What needs to be done:
Type out the data exactly as given. Skip any image.

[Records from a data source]
────────────────────
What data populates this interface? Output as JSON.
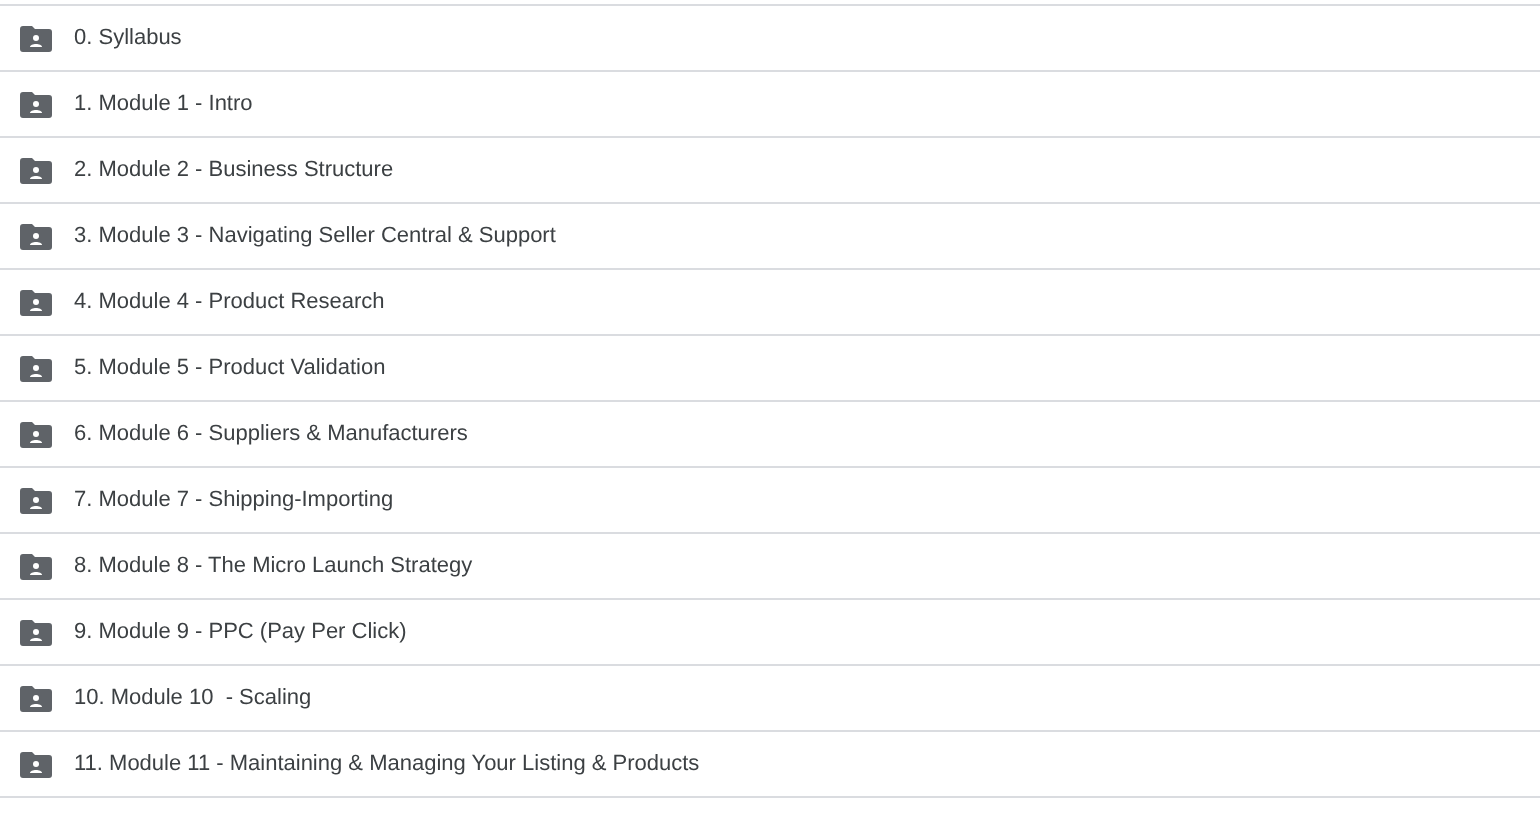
{
  "folders": [
    {
      "name": "0. Syllabus"
    },
    {
      "name": "1. Module 1 - Intro"
    },
    {
      "name": "2. Module 2 - Business Structure"
    },
    {
      "name": "3. Module 3 - Navigating Seller Central & Support"
    },
    {
      "name": "4. Module 4 - Product Research"
    },
    {
      "name": "5. Module 5 - Product Validation"
    },
    {
      "name": "6. Module 6 - Suppliers & Manufacturers"
    },
    {
      "name": "7. Module 7 - Shipping-Importing"
    },
    {
      "name": "8. Module 8 - The Micro Launch Strategy"
    },
    {
      "name": "9. Module 9 - PPC (Pay Per Click)"
    },
    {
      "name": "10. Module 10  - Scaling"
    },
    {
      "name": "11. Module 11 - Maintaining & Managing Your Listing & Products"
    }
  ]
}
────────────────────
Answer to this task:
What data populates this interface? Output as JSON.
{
  "folders": [
    {
      "name": "0. Syllabus"
    },
    {
      "name": "1. Module 1 - Intro"
    },
    {
      "name": "2. Module 2 - Business Structure"
    },
    {
      "name": "3. Module 3 - Navigating Seller Central & Support"
    },
    {
      "name": "4. Module 4 - Product Research"
    },
    {
      "name": "5. Module 5 - Product Validation"
    },
    {
      "name": "6. Module 6 - Suppliers & Manufacturers"
    },
    {
      "name": "7. Module 7 - Shipping-Importing"
    },
    {
      "name": "8. Module 8 - The Micro Launch Strategy"
    },
    {
      "name": "9. Module 9 - PPC (Pay Per Click)"
    },
    {
      "name": "10. Module 10  - Scaling"
    },
    {
      "name": "11. Module 11 - Maintaining & Managing Your Listing & Products"
    }
  ]
}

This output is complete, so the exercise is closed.